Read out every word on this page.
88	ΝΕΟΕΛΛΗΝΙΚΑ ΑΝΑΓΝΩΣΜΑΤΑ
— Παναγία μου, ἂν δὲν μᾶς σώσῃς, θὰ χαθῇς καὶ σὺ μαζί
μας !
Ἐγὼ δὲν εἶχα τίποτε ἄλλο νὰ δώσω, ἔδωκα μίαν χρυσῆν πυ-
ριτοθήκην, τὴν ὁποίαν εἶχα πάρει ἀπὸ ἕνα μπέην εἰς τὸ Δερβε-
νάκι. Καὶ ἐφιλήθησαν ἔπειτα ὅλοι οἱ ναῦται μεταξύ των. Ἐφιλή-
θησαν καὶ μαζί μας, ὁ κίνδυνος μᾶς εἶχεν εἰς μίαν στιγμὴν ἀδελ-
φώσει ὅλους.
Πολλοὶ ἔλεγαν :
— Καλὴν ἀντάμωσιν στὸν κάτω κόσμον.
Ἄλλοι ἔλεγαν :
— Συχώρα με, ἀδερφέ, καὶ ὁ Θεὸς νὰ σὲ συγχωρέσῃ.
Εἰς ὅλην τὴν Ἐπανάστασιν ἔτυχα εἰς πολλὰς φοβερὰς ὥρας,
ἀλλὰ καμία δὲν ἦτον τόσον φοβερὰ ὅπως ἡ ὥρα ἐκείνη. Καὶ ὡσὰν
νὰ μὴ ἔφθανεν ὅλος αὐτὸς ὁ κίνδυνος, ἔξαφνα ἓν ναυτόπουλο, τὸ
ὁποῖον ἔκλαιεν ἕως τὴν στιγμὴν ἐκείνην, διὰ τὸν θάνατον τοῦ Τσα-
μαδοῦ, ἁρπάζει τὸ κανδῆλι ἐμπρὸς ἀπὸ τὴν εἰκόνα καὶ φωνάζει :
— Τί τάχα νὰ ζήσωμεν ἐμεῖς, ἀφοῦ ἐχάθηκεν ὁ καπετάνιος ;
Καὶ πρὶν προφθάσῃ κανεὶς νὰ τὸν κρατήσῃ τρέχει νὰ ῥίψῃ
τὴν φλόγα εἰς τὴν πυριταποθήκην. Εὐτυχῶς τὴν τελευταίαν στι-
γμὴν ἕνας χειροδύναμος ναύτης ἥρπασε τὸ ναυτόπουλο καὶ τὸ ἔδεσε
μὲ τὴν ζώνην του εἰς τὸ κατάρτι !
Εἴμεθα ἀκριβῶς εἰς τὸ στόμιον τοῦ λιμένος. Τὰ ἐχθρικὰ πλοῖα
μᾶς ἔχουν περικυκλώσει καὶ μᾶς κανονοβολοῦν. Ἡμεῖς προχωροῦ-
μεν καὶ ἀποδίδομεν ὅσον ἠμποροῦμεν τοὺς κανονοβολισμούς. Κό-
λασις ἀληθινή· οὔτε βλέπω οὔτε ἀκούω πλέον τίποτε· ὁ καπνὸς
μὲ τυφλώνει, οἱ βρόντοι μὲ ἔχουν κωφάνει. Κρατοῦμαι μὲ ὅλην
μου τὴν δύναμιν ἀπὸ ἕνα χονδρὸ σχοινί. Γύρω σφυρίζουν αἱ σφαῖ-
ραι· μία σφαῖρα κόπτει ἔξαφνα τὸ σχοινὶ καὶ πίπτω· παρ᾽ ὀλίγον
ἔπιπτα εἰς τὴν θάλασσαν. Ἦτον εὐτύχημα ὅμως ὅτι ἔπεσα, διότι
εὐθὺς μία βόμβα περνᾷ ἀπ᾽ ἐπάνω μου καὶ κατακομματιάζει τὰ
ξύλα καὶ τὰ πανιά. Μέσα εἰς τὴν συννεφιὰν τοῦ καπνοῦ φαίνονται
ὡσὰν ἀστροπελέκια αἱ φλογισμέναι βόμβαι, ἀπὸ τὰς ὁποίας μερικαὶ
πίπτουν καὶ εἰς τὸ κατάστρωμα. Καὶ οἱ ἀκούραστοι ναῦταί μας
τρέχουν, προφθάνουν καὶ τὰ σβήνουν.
···
* _Given instruction_: Output all preceding records character for character.

* _Full output_:
Read out every word on this page.
88	ΝΕΟΕΛΛΗΝΙΚΑ ΑΝΑΓΝΩΣΜΑΤΑ
— Παναγία μου, ἂν δὲν μᾶς σώσῃς, θὰ χαθῇς καὶ σὺ μαζί
μας !
Ἐγὼ δὲν εἶχα τίποτε ἄλλο νὰ δώσω, ἔδωκα μίαν χρυσῆν πυ-
ριτοθήκην, τὴν ὁποίαν εἶχα πάρει ἀπὸ ἕνα μπέην εἰς τὸ Δερβε-
νάκι. Καὶ ἐφιλήθησαν ἔπειτα ὅλοι οἱ ναῦται μεταξύ των. Ἐφιλή-
θησαν καὶ μαζί μας, ὁ κίνδυνος μᾶς εἶχεν εἰς μίαν στιγμὴν ἀδελ-
φώσει ὅλους.
Πολλοὶ ἔλεγαν :
— Καλὴν ἀντάμωσιν στὸν κάτω κόσμον.
Ἄλλοι ἔλεγαν :
— Συχώρα με, ἀδερφέ, καὶ ὁ Θεὸς νὰ σὲ συγχωρέσῃ.
Εἰς ὅλην τὴν Ἐπανάστασιν ἔτυχα εἰς πολλὰς φοβερὰς ὥρας,
ἀλλὰ καμία δὲν ἦτον τόσον φοβερὰ ὅπως ἡ ὥρα ἐκείνη. Καὶ ὡσὰν
νὰ μὴ ἔφθανεν ὅλος αὐτὸς ὁ κίνδυνος, ἔξαφνα ἓν ναυτόπουλο, τὸ
ὁποῖον ἔκλαιεν ἕως τὴν στιγμὴν ἐκείνην, διὰ τὸν θάνατον τοῦ Τσα-
μαδοῦ, ἁρπάζει τὸ κανδῆλι ἐμπρὸς ἀπὸ τὴν εἰκόνα καὶ φωνάζει :
— Τί τάχα νὰ ζήσωμεν ἐμεῖς, ἀφοῦ ἐχάθηκεν ὁ καπετάνιος ;
Καὶ πρὶν προφθάσῃ κανεὶς νὰ τὸν κρατήσῃ τρέχει νὰ ῥίψῃ
τὴν φλόγα εἰς τὴν πυριταποθήκην. Εὐτυχῶς τὴν τελευταίαν στι-
γμὴν ἕνας χειροδύναμος ναύτης ἥρπασε τὸ ναυτόπουλο καὶ τὸ ἔδεσε
μὲ τὴν ζώνην του εἰς τὸ κατάρτι !
Εἴμεθα ἀκριβῶς εἰς τὸ στόμιον τοῦ λιμένος. Τὰ ἐχθρικὰ πλοῖα
μᾶς ἔχουν περικυκλώσει καὶ μᾶς κανονοβολοῦν. Ἡμεῖς προχωροῦ-
μεν καὶ ἀποδίδομεν ὅσον ἠμποροῦμεν τοὺς κανονοβολισμούς. Κό-
λασις ἀληθινή· οὔτε βλέπω οὔτε ἀκούω πλέον τίποτε· ὁ καπνὸς
μὲ τυφλώνει, οἱ βρόντοι μὲ ἔχουν κωφάνει. Κρατοῦμαι μὲ ὅλην
μου τὴν δύναμιν ἀπὸ ἕνα χονδρὸ σχοινί. Γύρω σφυρίζουν αἱ σφαῖ-
ραι· μία σφαῖρα κόπτει ἔξαφνα τὸ σχοινὶ καὶ πίπτω· παρ᾽ ὀλίγον
ἔπιπτα εἰς τὴν θάλασσαν. Ἦτον εὐτύχημα ὅμως ὅτι ἔπεσα, διότι
εὐθὺς μία βόμβα περνᾷ ἀπ᾽ ἐπάνω μου καὶ κατακομματιάζει τὰ
ξύλα καὶ τὰ πανιά. Μέσα εἰς τὴν συννεφιὰν τοῦ καπνοῦ φαίνονται
ὡσὰν ἀστροπελέκια αἱ φλογισμέναι βόμβαι, ἀπὸ τὰς ὁποίας μερικαὶ
πίπτουν καὶ εἰς τὸ κατάστρωμα. Καὶ οἱ ἀκούραστοι ναῦταί μας
τρέχουν, προφθάνουν καὶ τὰ σβήνουν.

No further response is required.